• _What you are asked to do_:
All of the data must be printed exactly; please include every line.

• _Data_:
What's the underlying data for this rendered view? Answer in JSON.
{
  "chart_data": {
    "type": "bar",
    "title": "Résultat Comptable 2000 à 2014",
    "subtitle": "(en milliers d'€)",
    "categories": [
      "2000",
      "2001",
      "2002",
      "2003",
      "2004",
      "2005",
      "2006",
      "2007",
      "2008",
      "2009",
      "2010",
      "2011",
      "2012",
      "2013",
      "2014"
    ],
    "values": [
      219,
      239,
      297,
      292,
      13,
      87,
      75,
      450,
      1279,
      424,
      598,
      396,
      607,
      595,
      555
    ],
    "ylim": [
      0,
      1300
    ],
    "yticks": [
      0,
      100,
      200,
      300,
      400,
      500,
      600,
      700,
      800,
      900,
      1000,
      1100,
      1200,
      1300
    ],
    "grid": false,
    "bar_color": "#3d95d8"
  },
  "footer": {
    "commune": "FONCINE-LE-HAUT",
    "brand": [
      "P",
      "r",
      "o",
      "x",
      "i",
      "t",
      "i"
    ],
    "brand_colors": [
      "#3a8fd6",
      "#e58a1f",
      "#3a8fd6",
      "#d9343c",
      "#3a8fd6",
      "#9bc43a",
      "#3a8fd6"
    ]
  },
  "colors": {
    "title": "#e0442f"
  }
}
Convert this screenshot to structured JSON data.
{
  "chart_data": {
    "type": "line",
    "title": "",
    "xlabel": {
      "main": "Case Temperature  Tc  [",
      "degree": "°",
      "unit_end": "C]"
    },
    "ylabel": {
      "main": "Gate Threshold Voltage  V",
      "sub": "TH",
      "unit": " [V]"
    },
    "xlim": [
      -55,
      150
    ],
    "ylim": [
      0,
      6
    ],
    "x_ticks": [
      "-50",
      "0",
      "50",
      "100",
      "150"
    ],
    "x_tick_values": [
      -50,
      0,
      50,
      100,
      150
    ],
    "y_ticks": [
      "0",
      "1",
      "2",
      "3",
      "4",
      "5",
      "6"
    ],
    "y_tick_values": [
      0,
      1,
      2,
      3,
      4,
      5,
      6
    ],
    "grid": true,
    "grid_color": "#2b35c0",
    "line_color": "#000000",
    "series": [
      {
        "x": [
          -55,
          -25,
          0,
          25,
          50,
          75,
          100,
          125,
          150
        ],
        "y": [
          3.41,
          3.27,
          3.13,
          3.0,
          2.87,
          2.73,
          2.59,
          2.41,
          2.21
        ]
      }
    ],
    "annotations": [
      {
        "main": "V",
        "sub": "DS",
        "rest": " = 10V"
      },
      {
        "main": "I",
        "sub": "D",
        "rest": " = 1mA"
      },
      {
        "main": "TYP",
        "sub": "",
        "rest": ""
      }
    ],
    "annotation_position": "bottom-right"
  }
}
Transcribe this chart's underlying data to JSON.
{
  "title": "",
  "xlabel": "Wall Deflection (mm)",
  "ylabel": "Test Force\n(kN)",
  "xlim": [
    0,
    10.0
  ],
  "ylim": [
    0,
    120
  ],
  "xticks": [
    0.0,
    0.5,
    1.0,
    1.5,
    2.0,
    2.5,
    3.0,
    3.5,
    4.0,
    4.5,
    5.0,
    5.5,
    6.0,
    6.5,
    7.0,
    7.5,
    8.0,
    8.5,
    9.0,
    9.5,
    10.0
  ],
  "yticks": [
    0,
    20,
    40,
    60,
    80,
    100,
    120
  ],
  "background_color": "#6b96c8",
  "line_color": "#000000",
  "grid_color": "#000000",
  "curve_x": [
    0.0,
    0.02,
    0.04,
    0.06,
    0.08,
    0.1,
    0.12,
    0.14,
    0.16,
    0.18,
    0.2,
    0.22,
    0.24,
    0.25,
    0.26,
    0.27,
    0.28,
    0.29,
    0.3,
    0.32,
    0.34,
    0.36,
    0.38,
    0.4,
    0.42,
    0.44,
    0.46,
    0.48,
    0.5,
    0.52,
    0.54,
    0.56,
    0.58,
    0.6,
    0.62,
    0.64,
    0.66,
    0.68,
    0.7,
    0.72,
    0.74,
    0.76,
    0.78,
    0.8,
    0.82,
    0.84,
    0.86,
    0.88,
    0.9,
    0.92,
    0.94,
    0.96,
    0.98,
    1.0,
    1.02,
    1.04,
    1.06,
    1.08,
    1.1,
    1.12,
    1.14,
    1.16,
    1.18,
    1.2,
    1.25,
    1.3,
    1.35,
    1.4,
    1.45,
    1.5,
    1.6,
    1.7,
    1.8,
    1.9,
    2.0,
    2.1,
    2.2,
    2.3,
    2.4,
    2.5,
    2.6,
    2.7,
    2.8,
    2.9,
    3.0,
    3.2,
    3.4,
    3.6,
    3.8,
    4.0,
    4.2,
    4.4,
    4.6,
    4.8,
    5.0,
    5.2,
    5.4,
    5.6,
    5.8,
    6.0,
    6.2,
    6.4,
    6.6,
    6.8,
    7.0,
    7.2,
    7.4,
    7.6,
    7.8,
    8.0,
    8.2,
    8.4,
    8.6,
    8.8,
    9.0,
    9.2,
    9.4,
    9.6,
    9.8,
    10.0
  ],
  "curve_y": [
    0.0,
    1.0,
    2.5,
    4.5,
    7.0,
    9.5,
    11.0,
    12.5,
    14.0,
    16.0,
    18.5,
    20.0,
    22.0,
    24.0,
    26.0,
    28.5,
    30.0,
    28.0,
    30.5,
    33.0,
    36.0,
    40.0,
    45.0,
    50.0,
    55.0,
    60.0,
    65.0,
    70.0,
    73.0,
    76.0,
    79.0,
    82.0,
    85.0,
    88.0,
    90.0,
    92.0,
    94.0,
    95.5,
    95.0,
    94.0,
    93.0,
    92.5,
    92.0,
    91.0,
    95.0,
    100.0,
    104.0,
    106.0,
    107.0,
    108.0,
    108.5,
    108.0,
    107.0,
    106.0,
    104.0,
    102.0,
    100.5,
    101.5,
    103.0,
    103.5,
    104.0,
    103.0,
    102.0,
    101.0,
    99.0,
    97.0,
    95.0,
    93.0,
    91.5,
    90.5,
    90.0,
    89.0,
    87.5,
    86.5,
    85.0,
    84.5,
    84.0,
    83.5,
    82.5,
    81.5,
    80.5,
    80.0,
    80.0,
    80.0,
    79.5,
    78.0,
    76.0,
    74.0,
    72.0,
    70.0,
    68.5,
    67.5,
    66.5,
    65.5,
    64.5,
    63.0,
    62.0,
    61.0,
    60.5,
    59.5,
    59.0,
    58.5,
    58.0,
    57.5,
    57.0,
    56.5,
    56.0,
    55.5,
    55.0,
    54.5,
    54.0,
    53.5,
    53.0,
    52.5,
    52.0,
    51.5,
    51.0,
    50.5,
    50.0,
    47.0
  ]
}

• _Exercise solution_:
What's the underlying data for this rendered view? Answer in JSON.
{
  "chart_data": {
    "type": "bar",
    "title": "Résultat Comptable 2000 à 2014",
    "subtitle": "(en milliers d'€)",
    "categories": [
      "2000",
      "2001",
      "2002",
      "2003",
      "2004",
      "2005",
      "2006",
      "2007",
      "2008",
      "2009",
      "2010",
      "2011",
      "2012",
      "2013",
      "2014"
    ],
    "values": [
      219,
      239,
      297,
      292,
      13,
      87,
      75,
      450,
      1279,
      424,
      598,
      396,
      607,
      595,
      555
    ],
    "ylim": [
      0,
      1300
    ],
    "yticks": [
      0,
      100,
      200,
      300,
      400,
      500,
      600,
      700,
      800,
      900,
      1000,
      1100,
      1200,
      1300
    ],
    "grid": false,
    "bar_color": "#3d95d8"
  },
  "footer": {
    "commune": "FONCINE-LE-HAUT",
    "brand": [
      "P",
      "r",
      "o",
      "x",
      "i",
      "t",
      "i"
    ],
    "brand_colors": [
      "#3a8fd6",
      "#e58a1f",
      "#3a8fd6",
      "#d9343c",
      "#3a8fd6",
      "#9bc43a",
      "#3a8fd6"
    ]
  },
  "colors": {
    "title": "#e0442f"
  }
}
Convert this screenshot to structured JSON data.
{
  "chart_data": {
    "type": "line",
    "title": "",
    "xlabel": {
      "main": "Case Temperature  Tc  [",
      "degree": "°",
      "unit_end": "C]"
    },
    "ylabel": {
      "main": "Gate Threshold Voltage  V",
      "sub": "TH",
      "unit": " [V]"
    },
    "xlim": [
      -55,
      150
    ],
    "ylim": [
      0,
      6
    ],
    "x_ticks": [
      "-50",
      "0",
      "50",
      "100",
      "150"
    ],
    "x_tick_values": [
      -50,
      0,
      50,
      100,
      150
    ],
    "y_ticks": [
      "0",
      "1",
      "2",
      "3",
      "4",
      "5",
      "6"
    ],
    "y_tick_values": [
      0,
      1,
      2,
      3,
      4,
      5,
      6
    ],
    "grid": true,
    "grid_color": "#2b35c0",
    "line_color": "#000000",
    "series": [
      {
        "x": [
          -55,
          -25,
          0,
          25,
          50,
          75,
          100,
          125,
          150
        ],
        "y": [
          3.41,
          3.27,
          3.13,
          3.0,
          2.87,
          2.73,
          2.59,
          2.41,
          2.21
        ]
      }
    ],
    "annotations": [
      {
        "main": "V",
        "sub": "DS",
        "rest": " = 10V"
      },
      {
        "main": "I",
        "sub": "D",
        "rest": " = 1mA"
      },
      {
        "main": "TYP",
        "sub": "",
        "rest": ""
      }
    ],
    "annotation_position": "bottom-right"
  }
}
Transcribe this chart's underlying data to JSON.
{
  "title": "",
  "xlabel": "Wall Deflection (mm)",
  "ylabel": "Test Force\n(kN)",
  "xlim": [
    0,
    10.0
  ],
  "ylim": [
    0,
    120
  ],
  "xticks": [
    0.0,
    0.5,
    1.0,
    1.5,
    2.0,
    2.5,
    3.0,
    3.5,
    4.0,
    4.5,
    5.0,
    5.5,
    6.0,
    6.5,
    7.0,
    7.5,
    8.0,
    8.5,
    9.0,
    9.5,
    10.0
  ],
  "yticks": [
    0,
    20,
    40,
    60,
    80,
    100,
    120
  ],
  "background_color": "#6b96c8",
  "line_color": "#000000",
  "grid_color": "#000000",
  "curve_x": [
    0.0,
    0.02,
    0.04,
    0.06,
    0.08,
    0.1,
    0.12,
    0.14,
    0.16,
    0.18,
    0.2,
    0.22,
    0.24,
    0.25,
    0.26,
    0.27,
    0.28,
    0.29,
    0.3,
    0.32,
    0.34,
    0.36,
    0.38,
    0.4,
    0.42,
    0.44,
    0.46,
    0.48,
    0.5,
    0.52,
    0.54,
    0.56,
    0.58,
    0.6,
    0.62,
    0.64,
    0.66,
    0.68,
    0.7,
    0.72,
    0.74,
    0.76,
    0.78,
    0.8,
    0.82,
    0.84,
    0.86,
    0.88,
    0.9,
    0.92,
    0.94,
    0.96,
    0.98,
    1.0,
    1.02,
    1.04,
    1.06,
    1.08,
    1.1,
    1.12,
    1.14,
    1.16,
    1.18,
    1.2,
    1.25,
    1.3,
    1.35,
    1.4,
    1.45,
    1.5,
    1.6,
    1.7,
    1.8,
    1.9,
    2.0,
    2.1,
    2.2,
    2.3,
    2.4,
    2.5,
    2.6,
    2.7,
    2.8,
    2.9,
    3.0,
    3.2,
    3.4,
    3.6,
    3.8,
    4.0,
    4.2,
    4.4,
    4.6,
    4.8,
    5.0,
    5.2,
    5.4,
    5.6,
    5.8,
    6.0,
    6.2,
    6.4,
    6.6,
    6.8,
    7.0,
    7.2,
    7.4,
    7.6,
    7.8,
    8.0,
    8.2,
    8.4,
    8.6,
    8.8,
    9.0,
    9.2,
    9.4,
    9.6,
    9.8,
    10.0
  ],
  "curve_y": [
    0.0,
    1.0,
    2.5,
    4.5,
    7.0,
    9.5,
    11.0,
    12.5,
    14.0,
    16.0,
    18.5,
    20.0,
    22.0,
    24.0,
    26.0,
    28.5,
    30.0,
    28.0,
    30.5,
    33.0,
    36.0,
    40.0,
    45.0,
    50.0,
    55.0,
    60.0,
    65.0,
    70.0,
    73.0,
    76.0,
    79.0,
    82.0,
    85.0,
    88.0,
    90.0,
    92.0,
    94.0,
    95.5,
    95.0,
    94.0,
    93.0,
    92.5,
    92.0,
    91.0,
    95.0,
    100.0,
    104.0,
    106.0,
    107.0,
    108.0,
    108.5,
    108.0,
    107.0,
    106.0,
    104.0,
    102.0,
    100.5,
    101.5,
    103.0,
    103.5,
    104.0,
    103.0,
    102.0,
    101.0,
    99.0,
    97.0,
    95.0,
    93.0,
    91.5,
    90.5,
    90.0,
    89.0,
    87.5,
    86.5,
    85.0,
    84.5,
    84.0,
    83.5,
    82.5,
    81.5,
    80.5,
    80.0,
    80.0,
    80.0,
    79.5,
    78.0,
    76.0,
    74.0,
    72.0,
    70.0,
    68.5,
    67.5,
    66.5,
    65.5,
    64.5,
    63.0,
    62.0,
    61.0,
    60.5,
    59.5,
    59.0,
    58.5,
    58.0,
    57.5,
    57.0,
    56.5,
    56.0,
    55.5,
    55.0,
    54.5,
    54.0,
    53.5,
    53.0,
    52.5,
    52.0,
    51.5,
    51.0,
    50.5,
    50.0,
    47.0
  ]
}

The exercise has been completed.